• Dataset:
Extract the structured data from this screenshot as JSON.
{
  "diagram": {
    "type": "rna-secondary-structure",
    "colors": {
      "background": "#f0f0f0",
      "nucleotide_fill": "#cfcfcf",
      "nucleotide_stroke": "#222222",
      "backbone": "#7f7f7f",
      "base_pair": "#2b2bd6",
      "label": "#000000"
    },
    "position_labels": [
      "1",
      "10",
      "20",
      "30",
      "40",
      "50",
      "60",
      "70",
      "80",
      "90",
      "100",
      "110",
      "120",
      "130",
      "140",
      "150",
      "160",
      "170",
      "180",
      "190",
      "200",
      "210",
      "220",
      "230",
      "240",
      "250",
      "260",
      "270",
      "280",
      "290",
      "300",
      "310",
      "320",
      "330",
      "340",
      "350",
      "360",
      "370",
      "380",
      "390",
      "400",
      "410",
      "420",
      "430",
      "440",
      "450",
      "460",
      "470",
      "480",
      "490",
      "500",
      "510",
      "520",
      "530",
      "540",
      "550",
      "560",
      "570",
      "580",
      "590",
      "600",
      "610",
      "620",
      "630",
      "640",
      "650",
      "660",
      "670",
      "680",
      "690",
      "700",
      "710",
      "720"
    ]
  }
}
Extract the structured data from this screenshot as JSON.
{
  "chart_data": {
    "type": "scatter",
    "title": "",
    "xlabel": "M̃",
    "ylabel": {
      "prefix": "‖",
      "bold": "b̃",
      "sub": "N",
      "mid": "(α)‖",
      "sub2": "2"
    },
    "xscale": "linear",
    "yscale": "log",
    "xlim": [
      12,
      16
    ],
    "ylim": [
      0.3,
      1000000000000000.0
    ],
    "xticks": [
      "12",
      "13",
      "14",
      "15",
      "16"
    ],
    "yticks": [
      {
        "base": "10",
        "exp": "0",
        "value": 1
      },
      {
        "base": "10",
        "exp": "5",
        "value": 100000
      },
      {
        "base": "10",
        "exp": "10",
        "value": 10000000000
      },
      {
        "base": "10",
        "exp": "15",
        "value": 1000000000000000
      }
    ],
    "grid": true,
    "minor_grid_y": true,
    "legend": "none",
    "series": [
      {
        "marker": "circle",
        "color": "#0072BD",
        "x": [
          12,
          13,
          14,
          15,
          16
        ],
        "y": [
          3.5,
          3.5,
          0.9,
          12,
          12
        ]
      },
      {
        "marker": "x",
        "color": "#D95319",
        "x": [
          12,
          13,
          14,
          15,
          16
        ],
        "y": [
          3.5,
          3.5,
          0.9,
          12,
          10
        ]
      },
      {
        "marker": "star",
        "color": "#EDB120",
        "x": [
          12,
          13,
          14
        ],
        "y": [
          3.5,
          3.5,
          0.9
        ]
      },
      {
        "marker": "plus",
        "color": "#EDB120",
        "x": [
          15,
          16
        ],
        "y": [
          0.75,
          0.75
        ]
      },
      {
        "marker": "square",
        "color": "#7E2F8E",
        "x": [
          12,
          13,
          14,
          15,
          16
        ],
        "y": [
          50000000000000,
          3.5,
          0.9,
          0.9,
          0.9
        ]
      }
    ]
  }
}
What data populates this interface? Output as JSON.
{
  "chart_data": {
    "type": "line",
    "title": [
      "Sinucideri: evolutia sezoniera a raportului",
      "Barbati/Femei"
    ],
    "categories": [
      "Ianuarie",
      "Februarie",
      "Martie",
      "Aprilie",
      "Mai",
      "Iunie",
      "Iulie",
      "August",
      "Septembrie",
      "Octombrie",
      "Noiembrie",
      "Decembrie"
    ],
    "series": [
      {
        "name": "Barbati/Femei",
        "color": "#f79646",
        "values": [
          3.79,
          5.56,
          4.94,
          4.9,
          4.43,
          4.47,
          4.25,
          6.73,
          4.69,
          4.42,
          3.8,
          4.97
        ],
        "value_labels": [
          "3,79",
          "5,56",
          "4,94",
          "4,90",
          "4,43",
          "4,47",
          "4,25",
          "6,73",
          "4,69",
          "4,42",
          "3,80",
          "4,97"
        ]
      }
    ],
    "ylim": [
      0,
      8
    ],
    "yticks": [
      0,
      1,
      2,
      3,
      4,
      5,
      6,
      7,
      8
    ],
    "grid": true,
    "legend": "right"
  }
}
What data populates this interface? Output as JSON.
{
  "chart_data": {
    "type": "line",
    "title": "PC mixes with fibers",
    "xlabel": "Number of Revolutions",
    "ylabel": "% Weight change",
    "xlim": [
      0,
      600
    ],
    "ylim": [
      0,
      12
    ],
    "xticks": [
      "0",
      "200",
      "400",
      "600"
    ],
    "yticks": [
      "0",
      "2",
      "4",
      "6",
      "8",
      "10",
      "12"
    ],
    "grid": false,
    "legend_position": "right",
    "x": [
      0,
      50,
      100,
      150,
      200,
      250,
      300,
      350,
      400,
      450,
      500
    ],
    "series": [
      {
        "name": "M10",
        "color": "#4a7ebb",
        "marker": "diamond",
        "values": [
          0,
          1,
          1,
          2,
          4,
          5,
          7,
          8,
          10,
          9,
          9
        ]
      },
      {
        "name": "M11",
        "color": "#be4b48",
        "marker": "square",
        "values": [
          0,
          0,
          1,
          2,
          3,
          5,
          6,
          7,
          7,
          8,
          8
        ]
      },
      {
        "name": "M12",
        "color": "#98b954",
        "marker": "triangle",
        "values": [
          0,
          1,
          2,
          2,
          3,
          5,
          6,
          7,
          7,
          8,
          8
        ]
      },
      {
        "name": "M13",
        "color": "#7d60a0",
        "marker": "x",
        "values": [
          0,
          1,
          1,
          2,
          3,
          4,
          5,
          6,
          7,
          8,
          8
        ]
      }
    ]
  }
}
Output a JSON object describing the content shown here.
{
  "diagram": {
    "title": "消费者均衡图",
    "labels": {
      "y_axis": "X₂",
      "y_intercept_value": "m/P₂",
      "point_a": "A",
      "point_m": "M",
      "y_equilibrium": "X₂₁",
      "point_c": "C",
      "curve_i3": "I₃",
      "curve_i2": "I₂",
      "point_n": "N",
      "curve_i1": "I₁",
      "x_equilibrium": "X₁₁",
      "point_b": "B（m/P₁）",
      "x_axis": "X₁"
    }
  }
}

• Description of the task: Exactly reproduce all of the entries.

• Expected answer:
Extract the structured data from this screenshot as JSON.
{
  "diagram": {
    "type": "rna-secondary-structure",
    "colors": {
      "background": "#f0f0f0",
      "nucleotide_fill": "#cfcfcf",
      "nucleotide_stroke": "#222222",
      "backbone": "#7f7f7f",
      "base_pair": "#2b2bd6",
      "label": "#000000"
    },
    "position_labels": [
      "1",
      "10",
      "20",
      "30",
      "40",
      "50",
      "60",
      "70",
      "80",
      "90",
      "100",
      "110",
      "120",
      "130",
      "140",
      "150",
      "160",
      "170",
      "180",
      "190",
      "200",
      "210",
      "220",
      "230",
      "240",
      "250",
      "260",
      "270",
      "280",
      "290",
      "300",
      "310",
      "320",
      "330",
      "340",
      "350",
      "360",
      "370",
      "380",
      "390",
      "400",
      "410",
      "420",
      "430",
      "440",
      "450",
      "460",
      "470",
      "480",
      "490",
      "500",
      "510",
      "520",
      "530",
      "540",
      "550",
      "560",
      "570",
      "580",
      "590",
      "600",
      "610",
      "620",
      "630",
      "640",
      "650",
      "660",
      "670",
      "680",
      "690",
      "700",
      "710",
      "720"
    ]
  }
}
Extract the structured data from this screenshot as JSON.
{
  "chart_data": {
    "type": "scatter",
    "title": "",
    "xlabel": "M̃",
    "ylabel": {
      "prefix": "‖",
      "bold": "b̃",
      "sub": "N",
      "mid": "(α)‖",
      "sub2": "2"
    },
    "xscale": "linear",
    "yscale": "log",
    "xlim": [
      12,
      16
    ],
    "ylim": [
      0.3,
      1000000000000000.0
    ],
    "xticks": [
      "12",
      "13",
      "14",
      "15",
      "16"
    ],
    "yticks": [
      {
        "base": "10",
        "exp": "0",
        "value": 1
      },
      {
        "base": "10",
        "exp": "5",
        "value": 100000
      },
      {
        "base": "10",
        "exp": "10",
        "value": 10000000000
      },
      {
        "base": "10",
        "exp": "15",
        "value": 1000000000000000
      }
    ],
    "grid": true,
    "minor_grid_y": true,
    "legend": "none",
    "series": [
      {
        "marker": "circle",
        "color": "#0072BD",
        "x": [
          12,
          13,
          14,
          15,
          16
        ],
        "y": [
          3.5,
          3.5,
          0.9,
          12,
          12
        ]
      },
      {
        "marker": "x",
        "color": "#D95319",
        "x": [
          12,
          13,
          14,
          15,
          16
        ],
        "y": [
          3.5,
          3.5,
          0.9,
          12,
          10
        ]
      },
      {
        "marker": "star",
        "color": "#EDB120",
        "x": [
          12,
          13,
          14
        ],
        "y": [
          3.5,
          3.5,
          0.9
        ]
      },
      {
        "marker": "plus",
        "color": "#EDB120",
        "x": [
          15,
          16
        ],
        "y": [
          0.75,
          0.75
        ]
      },
      {
        "marker": "square",
        "color": "#7E2F8E",
        "x": [
          12,
          13,
          14,
          15,
          16
        ],
        "y": [
          50000000000000,
          3.5,
          0.9,
          0.9,
          0.9
        ]
      }
    ]
  }
}
What data populates this interface? Output as JSON.
{
  "chart_data": {
    "type": "line",
    "title": [
      "Sinucideri: evolutia sezoniera a raportului",
      "Barbati/Femei"
    ],
    "categories": [
      "Ianuarie",
      "Februarie",
      "Martie",
      "Aprilie",
      "Mai",
      "Iunie",
      "Iulie",
      "August",
      "Septembrie",
      "Octombrie",
      "Noiembrie",
      "Decembrie"
    ],
    "series": [
      {
        "name": "Barbati/Femei",
        "color": "#f79646",
        "values": [
          3.79,
          5.56,
          4.94,
          4.9,
          4.43,
          4.47,
          4.25,
          6.73,
          4.69,
          4.42,
          3.8,
          4.97
        ],
        "value_labels": [
          "3,79",
          "5,56",
          "4,94",
          "4,90",
          "4,43",
          "4,47",
          "4,25",
          "6,73",
          "4,69",
          "4,42",
          "3,80",
          "4,97"
        ]
      }
    ],
    "ylim": [
      0,
      8
    ],
    "yticks": [
      0,
      1,
      2,
      3,
      4,
      5,
      6,
      7,
      8
    ],
    "grid": true,
    "legend": "right"
  }
}
What data populates this interface? Output as JSON.
{
  "chart_data": {
    "type": "line",
    "title": "PC mixes with fibers",
    "xlabel": "Number of Revolutions",
    "ylabel": "% Weight change",
    "xlim": [
      0,
      600
    ],
    "ylim": [
      0,
      12
    ],
    "xticks": [
      "0",
      "200",
      "400",
      "600"
    ],
    "yticks": [
      "0",
      "2",
      "4",
      "6",
      "8",
      "10",
      "12"
    ],
    "grid": false,
    "legend_position": "right",
    "x": [
      0,
      50,
      100,
      150,
      200,
      250,
      300,
      350,
      400,
      450,
      500
    ],
    "series": [
      {
        "name": "M10",
        "color": "#4a7ebb",
        "marker": "diamond",
        "values": [
          0,
          1,
          1,
          2,
          4,
          5,
          7,
          8,
          10,
          9,
          9
        ]
      },
      {
        "name": "M11",
        "color": "#be4b48",
        "marker": "square",
        "values": [
          0,
          0,
          1,
          2,
          3,
          5,
          6,
          7,
          7,
          8,
          8
        ]
      },
      {
        "name": "M12",
        "color": "#98b954",
        "marker": "triangle",
        "values": [
          0,
          1,
          2,
          2,
          3,
          5,
          6,
          7,
          7,
          8,
          8
        ]
      },
      {
        "name": "M13",
        "color": "#7d60a0",
        "marker": "x",
        "values": [
          0,
          1,
          1,
          2,
          3,
          4,
          5,
          6,
          7,
          8,
          8
        ]
      }
    ]
  }
}
Output a JSON object describing the content shown here.
{
  "diagram": {
    "title": "消费者均衡图",
    "labels": {
      "y_axis": "X₂",
      "y_intercept_value": "m/P₂",
      "point_a": "A",
      "point_m": "M",
      "y_equilibrium": "X₂₁",
      "point_c": "C",
      "curve_i3": "I₃",
      "curve_i2": "I₂",
      "point_n": "N",
      "curve_i1": "I₁",
      "x_equilibrium": "X₁₁",
      "point_b": "B（m/P₁）",
      "x_axis": "X₁"
    }
  }
}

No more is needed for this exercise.